_Given entries_
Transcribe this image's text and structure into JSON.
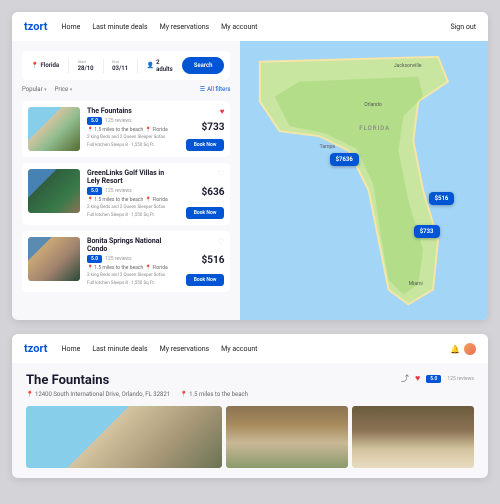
{
  "brand": "tzort",
  "nav": {
    "home": "Home",
    "deals": "Last minute deals",
    "reservations": "My reservations",
    "account": "My account",
    "signout": "Sign out"
  },
  "search": {
    "destination": "Florida",
    "start_label": "Start",
    "start": "28/10",
    "end_label": "End",
    "end": "03/11",
    "guests": "2 adults",
    "button": "Search"
  },
  "filters": {
    "popular": "Popular",
    "price": "Price",
    "all": "All filters"
  },
  "listings": [
    {
      "title": "The Fountains",
      "rating": "5.0",
      "reviews": "125 reviews",
      "dist": "1.5 miles to the beach",
      "region": "Florida",
      "amen1": "2 king Beds and 2 Queen Sleeper Sofas",
      "amen2": "Full kitchen Sleeps 8 · 1,550 Sq Ft.",
      "price": "$733",
      "book": "Book Now",
      "fav": true
    },
    {
      "title": "GreenLinks Golf Villas in Lely Resort",
      "rating": "5.0",
      "reviews": "125 reviews",
      "dist": "1.5 miles to the beach",
      "region": "Florida",
      "amen1": "2 king Beds and 2 Queen Sleeper Sofas",
      "amen2": "Full kitchen Sleeps 8 · 1,550 Sq Ft.",
      "price": "$636",
      "book": "Book Now",
      "fav": false
    },
    {
      "title": "Bonita Springs National Condo",
      "rating": "5.0",
      "reviews": "125 reviews",
      "dist": "1.5 miles to the beach",
      "region": "Florida",
      "amen1": "2 king Beds and 2 Queen Sleeper Sofas",
      "amen2": "Full kitchen Sleeps 8 · 1,550 Sq Ft.",
      "price": "$516",
      "book": "Book Now",
      "fav": false
    }
  ],
  "map": {
    "cities": {
      "tampa": "Tampa",
      "orlando": "Orlando",
      "jacksonville": "Jacksonville",
      "miami": "Miami"
    },
    "state": "FLORIDA",
    "pins": [
      "$7636",
      "$516",
      "$733"
    ]
  },
  "detail": {
    "title": "The Fountains",
    "address": "12400 South International Drive, Orlando, FL 32821",
    "dist": "1.5 miles to the beach",
    "rating": "5.0",
    "reviews": "125 reviews"
  }
}
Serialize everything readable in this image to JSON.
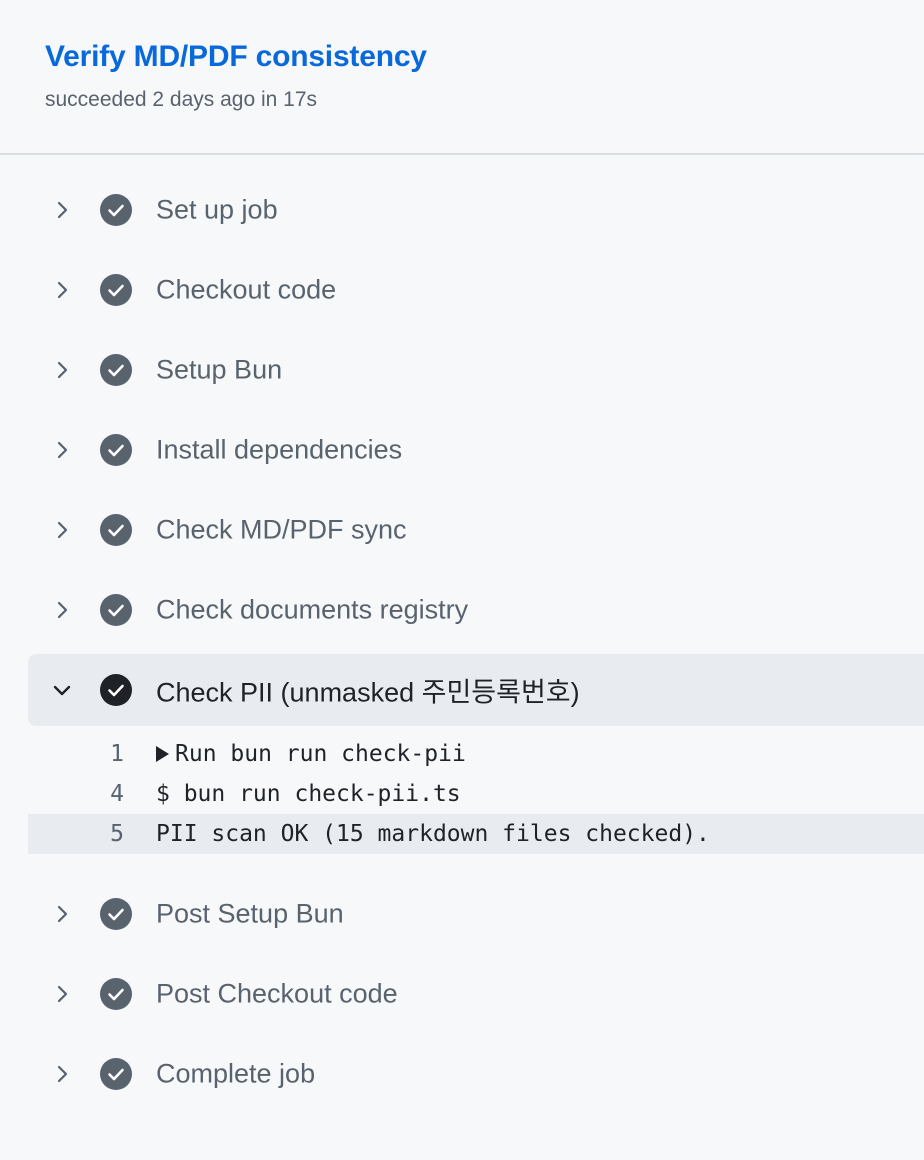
{
  "job": {
    "title": "Verify MD/PDF consistency",
    "meta": "succeeded 2 days ago in 17s"
  },
  "steps_before": [
    {
      "label": "Set up job",
      "status": "success"
    },
    {
      "label": "Checkout code",
      "status": "success"
    },
    {
      "label": "Setup Bun",
      "status": "success"
    },
    {
      "label": "Install dependencies",
      "status": "success"
    },
    {
      "label": "Check MD/PDF sync",
      "status": "success"
    },
    {
      "label": "Check documents registry",
      "status": "success"
    }
  ],
  "expanded_step": {
    "label": "Check PII (unmasked 주민등록번호)",
    "status": "success",
    "log": [
      {
        "num": "1",
        "text": "Run bun run check-pii",
        "collapsible": true
      },
      {
        "num": "4",
        "text": "$ bun run check-pii.ts"
      },
      {
        "num": "5",
        "text": "PII scan OK (15 markdown files checked)."
      }
    ]
  },
  "steps_after": [
    {
      "label": "Post Setup Bun",
      "status": "success"
    },
    {
      "label": "Post Checkout code",
      "status": "success"
    },
    {
      "label": "Complete job",
      "status": "success"
    }
  ],
  "colors": {
    "accent": "#0969da",
    "success_icon": "#59636e",
    "expanded_icon": "#1f2328",
    "background": "#f6f8fa"
  }
}
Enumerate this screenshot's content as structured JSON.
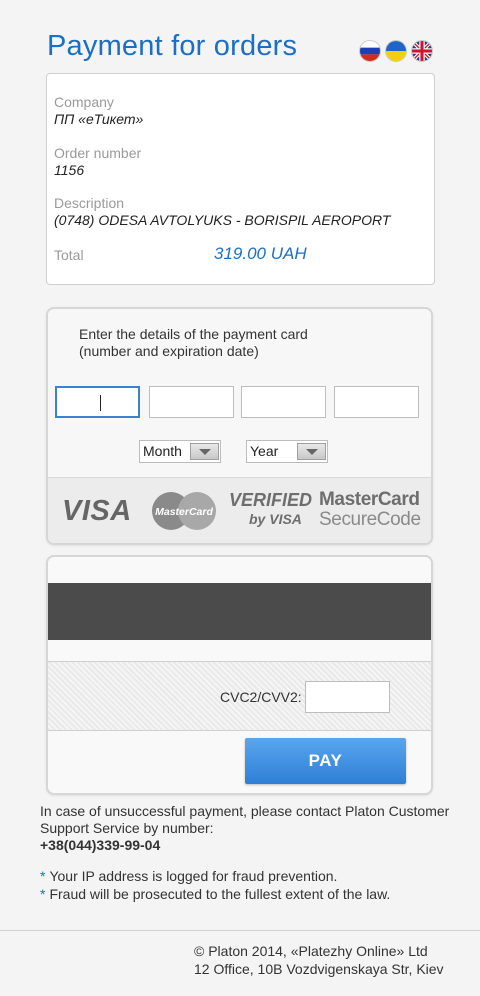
{
  "header": {
    "title": "Payment for orders",
    "languages": [
      {
        "code": "ru",
        "icon": "russia-flag-icon"
      },
      {
        "code": "ua",
        "icon": "ukraine-flag-icon"
      },
      {
        "code": "en",
        "icon": "uk-flag-icon"
      }
    ]
  },
  "order": {
    "company_label": "Company",
    "company_value": "ПП «еТикет»",
    "order_number_label": "Order number",
    "order_number_value": "1156",
    "description_label": "Description",
    "description_value": "(0748) ODESA AVTOLYUKS - BORISPIL AEROPORT",
    "total_label": "Total",
    "total_value": "319.00 UAH"
  },
  "card_front": {
    "prompt_line1": "Enter the details of the payment card",
    "prompt_line2": "(number and expiration date)",
    "number_fields": [
      "",
      "",
      "",
      ""
    ],
    "month_label": "Month",
    "year_label": "Year",
    "logos": {
      "visa": "VISA",
      "mastercard": "MasterCard",
      "verified_line1": "VERIFIED",
      "verified_line2": "by VISA",
      "securecode_line1": "MasterCard",
      "securecode_line2": "SecureCode"
    }
  },
  "card_back": {
    "cvc_label": "CVC2/CVV2:",
    "cvc_value": "",
    "pay_label": "PAY"
  },
  "support": {
    "text": "In case of unsuccessful payment, please contact Platon Customer Support Service by number:",
    "phone": "+38(044)339-99-04"
  },
  "notes": [
    "Your IP address is logged for fraud prevention.",
    "Fraud will be prosecuted to the fullest extent of the law."
  ],
  "footer": {
    "line1": "© Platon 2014, «Platezhy Online» Ltd",
    "line2": "12 Office, 10B Vozdvigenskaya Str, Kiev"
  },
  "colors": {
    "accent": "#1b6fc4",
    "pay_button": "#3d8fe0",
    "background": "#f4f4f4"
  }
}
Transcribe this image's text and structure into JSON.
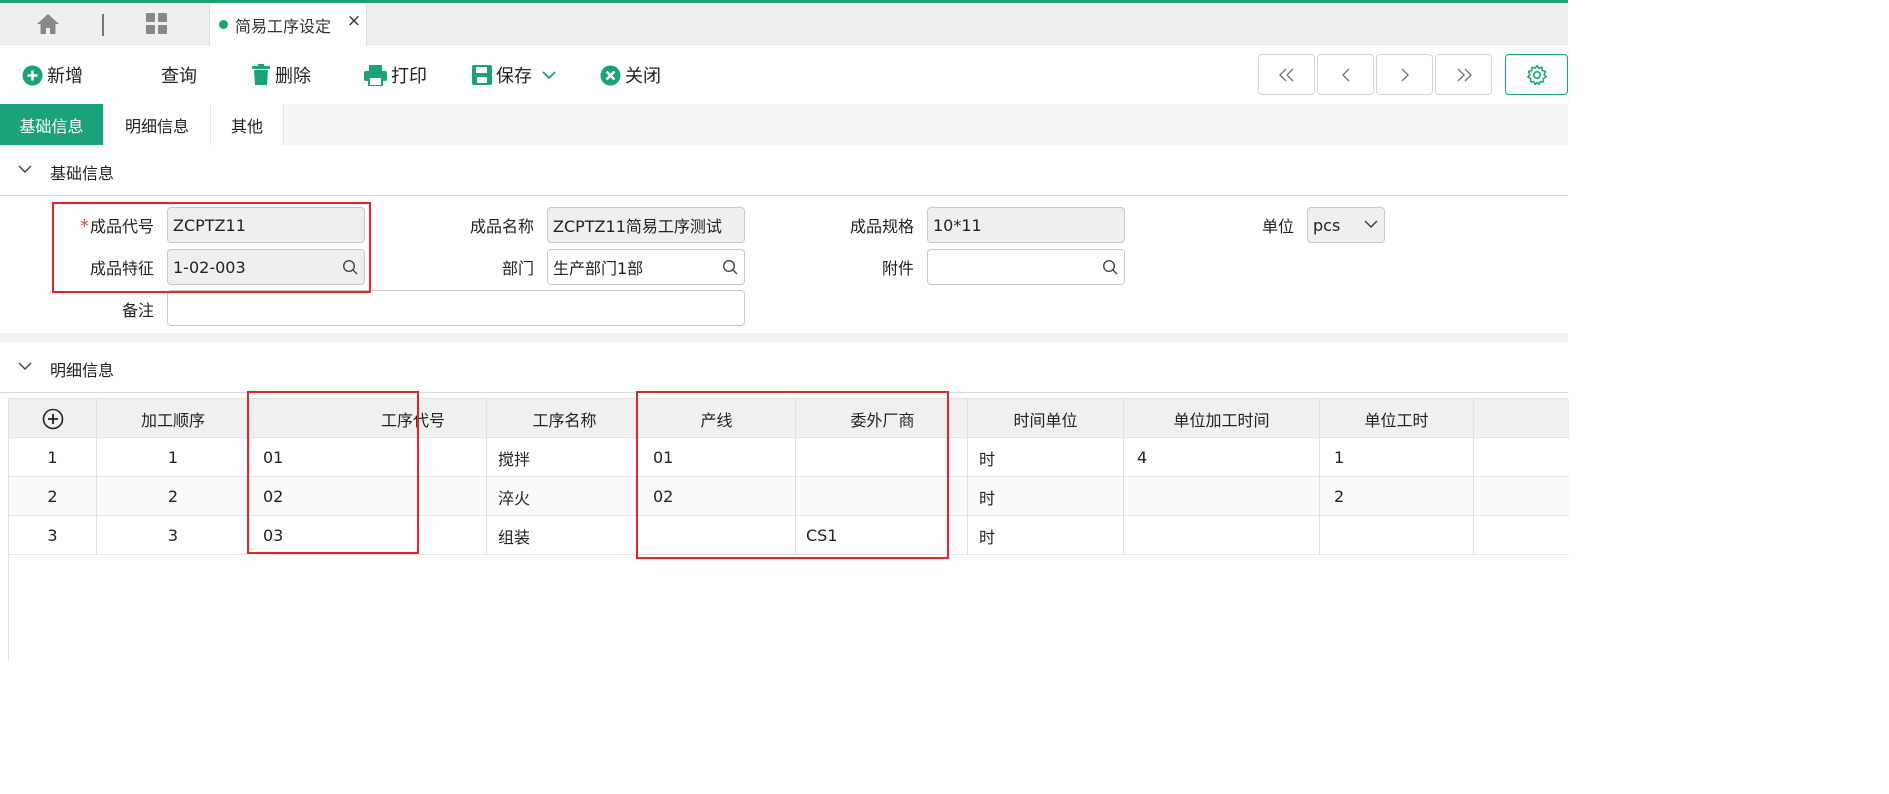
{
  "colors": {
    "accent": "#1aa37a",
    "highlight": "#e8232a",
    "required": "#e74c3c"
  },
  "tabbar": {
    "home_icon": "home-icon",
    "grid_icon": "grid-icon",
    "active_tab": {
      "label": "简易工序设定",
      "close": "×"
    }
  },
  "toolbar": {
    "add": "新增",
    "query": "查询",
    "delete": "删除",
    "print": "打印",
    "save": "保存",
    "close": "关闭",
    "nav_icons": [
      "first-icon",
      "prev-icon",
      "next-icon",
      "last-icon"
    ],
    "settings_icon": "gear-icon"
  },
  "section_tabs": [
    "基础信息",
    "明细信息",
    "其他"
  ],
  "basic": {
    "title": "基础信息",
    "fields": {
      "code": {
        "label": "成品代号",
        "required": "*",
        "value": "ZCPTZ11"
      },
      "name": {
        "label": "成品名称",
        "value": "ZCPTZ11简易工序测试"
      },
      "spec": {
        "label": "成品规格",
        "value": "10*11"
      },
      "unit": {
        "label": "单位",
        "value": "pcs"
      },
      "feature": {
        "label": "成品特征",
        "value": "1-02-003"
      },
      "dept": {
        "label": "部门",
        "value": "生产部门1部"
      },
      "attach": {
        "label": "附件",
        "value": ""
      },
      "remark": {
        "label": "备注",
        "value": ""
      }
    }
  },
  "detail": {
    "title": "明细信息",
    "columns": [
      "",
      "加工顺序",
      "工序代号",
      "工序名称",
      "产线",
      "委外厂商",
      "时间单位",
      "单位加工时间",
      "单位工时"
    ],
    "rows": [
      [
        "1",
        "1",
        "01",
        "搅拌",
        "01",
        "",
        "时",
        "4",
        "1"
      ],
      [
        "2",
        "2",
        "02",
        "淬火",
        "02",
        "",
        "时",
        "",
        "2"
      ],
      [
        "3",
        "3",
        "03",
        "组装",
        "",
        "CS1",
        "时",
        "",
        ""
      ]
    ]
  }
}
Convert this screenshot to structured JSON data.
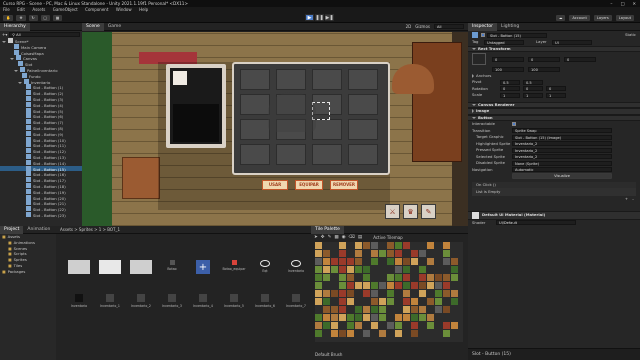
{
  "window": {
    "title": "Curso RPG - Scene - PC, Mac & Linux Standalone - Unity 2021.1.19f1 Personal* <DX11>"
  },
  "menu": [
    "File",
    "Edit",
    "Assets",
    "GameObject",
    "Component",
    "Window",
    "Help"
  ],
  "toolbar": {
    "account": "Account",
    "layers": "Layers",
    "layout": "Layout"
  },
  "hierarchy": {
    "tab": "Hierarchy",
    "search_placeholder": "All",
    "items": [
      {
        "label": "Scene*",
        "indent": 0,
        "expanded": true
      },
      {
        "label": "Main Camera",
        "indent": 2
      },
      {
        "label": "CoisasMapa",
        "indent": 2
      },
      {
        "label": "Canvas",
        "indent": 2,
        "expanded": true
      },
      {
        "label": "Slot",
        "indent": 3
      },
      {
        "label": "PainelInventario",
        "indent": 3,
        "expanded": true
      },
      {
        "label": "Fundo",
        "indent": 4
      },
      {
        "label": "Inventario",
        "indent": 4,
        "expanded": true
      },
      {
        "label": "Slot - Botton (1)",
        "indent": 5
      },
      {
        "label": "Slot - Botton (2)",
        "indent": 5
      },
      {
        "label": "Slot - Botton (3)",
        "indent": 5
      },
      {
        "label": "Slot - Botton (4)",
        "indent": 5
      },
      {
        "label": "Slot - Botton (5)",
        "indent": 5
      },
      {
        "label": "Slot - Botton (6)",
        "indent": 5
      },
      {
        "label": "Slot - Botton (7)",
        "indent": 5
      },
      {
        "label": "Slot - Botton (8)",
        "indent": 5
      },
      {
        "label": "Slot - Botton (9)",
        "indent": 5
      },
      {
        "label": "Slot - Botton (10)",
        "indent": 5
      },
      {
        "label": "Slot - Botton (11)",
        "indent": 5
      },
      {
        "label": "Slot - Botton (12)",
        "indent": 5
      },
      {
        "label": "Slot - Botton (13)",
        "indent": 5
      },
      {
        "label": "Slot - Botton (14)",
        "indent": 5
      },
      {
        "label": "Slot - Botton (15)",
        "indent": 5,
        "selected": true
      },
      {
        "label": "Slot - Botton (16)",
        "indent": 5
      },
      {
        "label": "Slot - Botton (17)",
        "indent": 5
      },
      {
        "label": "Slot - Botton (18)",
        "indent": 5
      },
      {
        "label": "Slot - Botton (19)",
        "indent": 5
      },
      {
        "label": "Slot - Botton (20)",
        "indent": 5
      },
      {
        "label": "Slot - Botton (21)",
        "indent": 5
      },
      {
        "label": "Slot - Botton (22)",
        "indent": 5
      },
      {
        "label": "Slot - Botton (23)",
        "indent": 5
      }
    ]
  },
  "scene": {
    "tabs": [
      "Scene",
      "Game"
    ],
    "active_tab": "Scene",
    "shading": "2D",
    "gizmos": "Gizmos",
    "search_placeholder": "All",
    "buttons": {
      "use": "USAR",
      "equip": "EQUIPAR",
      "remove": "REMOVER"
    }
  },
  "project": {
    "tabs": [
      "Project",
      "Animation"
    ],
    "items": [
      "Assets",
      "Animations",
      "Scenes",
      "Scripts",
      "Sprites",
      "Tiles",
      "Packages"
    ]
  },
  "animation": {
    "breadcrumb": "Assets > Sprites > 1 > BOT_1",
    "assets_row1": [
      "",
      "",
      "",
      "Botao",
      "",
      "Botao_equipar",
      "Eqt",
      "Inventario"
    ],
    "assets_row2": [
      "Inventario",
      "Inventario_1",
      "Inventario_2",
      "Inventario_3",
      "Inventario_4",
      "Inventario_5",
      "Inventario_6",
      "Inventario_7"
    ]
  },
  "tile_palette": {
    "tab": "Tile Palette",
    "active_tilemap": "Active Tilemap",
    "default_brush": "Default Brush"
  },
  "inspector": {
    "tabs": [
      "Inspector",
      "Lighting"
    ],
    "object_name": "Slot - Botton (15)",
    "static_label": "Static",
    "tag_label": "Tag",
    "tag_value": "Untagged",
    "layer_label": "Layer",
    "layer_value": "UI",
    "rect_transform": "Rect Transform",
    "pos": {
      "x": "0",
      "y": "0",
      "z": "0"
    },
    "width": "100",
    "height": "100",
    "anchors": "Anchors",
    "pivot": "Pivot",
    "rotation": "Rotation",
    "scale": "Scale",
    "scale_xyz": {
      "x": "1",
      "y": "1",
      "z": "1"
    },
    "canvas_renderer": "Canvas Renderer",
    "image": "Image",
    "button": "Button",
    "interactable": "Interactable",
    "transition": "Transition",
    "transition_value": "Sprite Swap",
    "target_graphic": "Target Graphic",
    "target_graphic_value": "Slot - Botton (15) (Image)",
    "highlighted_sprite": "Highlighted Sprite",
    "highlighted_value": "Inventario_2",
    "pressed_sprite": "Pressed Sprite",
    "pressed_value": "Inventario_2",
    "selected_sprite": "Selected Sprite",
    "selected_value": "Inventario_2",
    "disabled_sprite": "Disabled Sprite",
    "disabled_value": "None (Sprite)",
    "navigation": "Navigation",
    "navigation_value": "Automatic",
    "visualize": "Visualize",
    "on_click": "On Click ()",
    "list_empty": "List is Empty",
    "material": "Default UI Material (Material)",
    "shader_label": "Shader",
    "shader_value": "UI/Default",
    "footer": "Slot - Button (15)"
  },
  "colors": {
    "accent": "#2c5d87",
    "button_border": "#c1552a",
    "button_fill": "#f0d7b0",
    "grid_frame": "#d9d1c6"
  }
}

_What you have to do_
Find the count of lines in the data above where the string "Canvas" occurs. Provide that number alone.

_Exercise answer_
2